• **Information shown**
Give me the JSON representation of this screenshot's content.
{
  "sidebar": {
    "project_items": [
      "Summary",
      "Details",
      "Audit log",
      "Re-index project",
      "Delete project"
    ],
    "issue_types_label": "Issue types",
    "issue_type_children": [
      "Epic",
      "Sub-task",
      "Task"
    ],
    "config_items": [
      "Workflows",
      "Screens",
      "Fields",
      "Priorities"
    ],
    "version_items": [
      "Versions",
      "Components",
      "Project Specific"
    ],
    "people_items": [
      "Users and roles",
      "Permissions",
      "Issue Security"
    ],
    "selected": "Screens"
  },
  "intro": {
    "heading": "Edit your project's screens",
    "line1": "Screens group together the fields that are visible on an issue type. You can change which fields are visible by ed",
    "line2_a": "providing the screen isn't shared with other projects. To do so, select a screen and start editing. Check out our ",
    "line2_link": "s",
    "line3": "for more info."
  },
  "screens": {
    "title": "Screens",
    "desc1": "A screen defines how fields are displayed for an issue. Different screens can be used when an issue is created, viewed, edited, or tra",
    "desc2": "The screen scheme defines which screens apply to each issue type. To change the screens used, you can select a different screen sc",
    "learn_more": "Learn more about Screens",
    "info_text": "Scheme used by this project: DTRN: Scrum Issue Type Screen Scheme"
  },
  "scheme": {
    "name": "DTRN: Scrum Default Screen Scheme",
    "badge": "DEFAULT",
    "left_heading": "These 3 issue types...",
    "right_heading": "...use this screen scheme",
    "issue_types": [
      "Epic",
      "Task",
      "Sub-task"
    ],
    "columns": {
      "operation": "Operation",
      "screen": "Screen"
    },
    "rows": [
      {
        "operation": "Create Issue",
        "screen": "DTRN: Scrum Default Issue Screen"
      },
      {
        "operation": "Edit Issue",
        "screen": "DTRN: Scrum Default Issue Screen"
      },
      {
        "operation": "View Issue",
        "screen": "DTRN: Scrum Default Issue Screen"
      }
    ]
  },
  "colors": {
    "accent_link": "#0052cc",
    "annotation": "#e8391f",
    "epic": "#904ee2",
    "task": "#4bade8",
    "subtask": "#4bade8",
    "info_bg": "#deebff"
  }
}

• **Work to be completed**
Make an exact copy of all the data.

• **Output for this exercise**
Give me the JSON representation of this screenshot's content.
{
  "sidebar": {
    "project_items": [
      "Summary",
      "Details",
      "Audit log",
      "Re-index project",
      "Delete project"
    ],
    "issue_types_label": "Issue types",
    "issue_type_children": [
      "Epic",
      "Sub-task",
      "Task"
    ],
    "config_items": [
      "Workflows",
      "Screens",
      "Fields",
      "Priorities"
    ],
    "version_items": [
      "Versions",
      "Components",
      "Project Specific"
    ],
    "people_items": [
      "Users and roles",
      "Permissions",
      "Issue Security"
    ],
    "selected": "Screens"
  },
  "intro": {
    "heading": "Edit your project's screens",
    "line1": "Screens group together the fields that are visible on an issue type. You can change which fields are visible by ed",
    "line2_a": "providing the screen isn't shared with other projects. To do so, select a screen and start editing. Check out our ",
    "line2_link": "s",
    "line3": "for more info."
  },
  "screens": {
    "title": "Screens",
    "desc1": "A screen defines how fields are displayed for an issue. Different screens can be used when an issue is created, viewed, edited, or tra",
    "desc2": "The screen scheme defines which screens apply to each issue type. To change the screens used, you can select a different screen sc",
    "learn_more": "Learn more about Screens",
    "info_text": "Scheme used by this project: DTRN: Scrum Issue Type Screen Scheme"
  },
  "scheme": {
    "name": "DTRN: Scrum Default Screen Scheme",
    "badge": "DEFAULT",
    "left_heading": "These 3 issue types...",
    "right_heading": "...use this screen scheme",
    "issue_types": [
      "Epic",
      "Task",
      "Sub-task"
    ],
    "columns": {
      "operation": "Operation",
      "screen": "Screen"
    },
    "rows": [
      {
        "operation": "Create Issue",
        "screen": "DTRN: Scrum Default Issue Screen"
      },
      {
        "operation": "Edit Issue",
        "screen": "DTRN: Scrum Default Issue Screen"
      },
      {
        "operation": "View Issue",
        "screen": "DTRN: Scrum Default Issue Screen"
      }
    ]
  },
  "colors": {
    "accent_link": "#0052cc",
    "annotation": "#e8391f",
    "epic": "#904ee2",
    "task": "#4bade8",
    "subtask": "#4bade8",
    "info_bg": "#deebff"
  }
}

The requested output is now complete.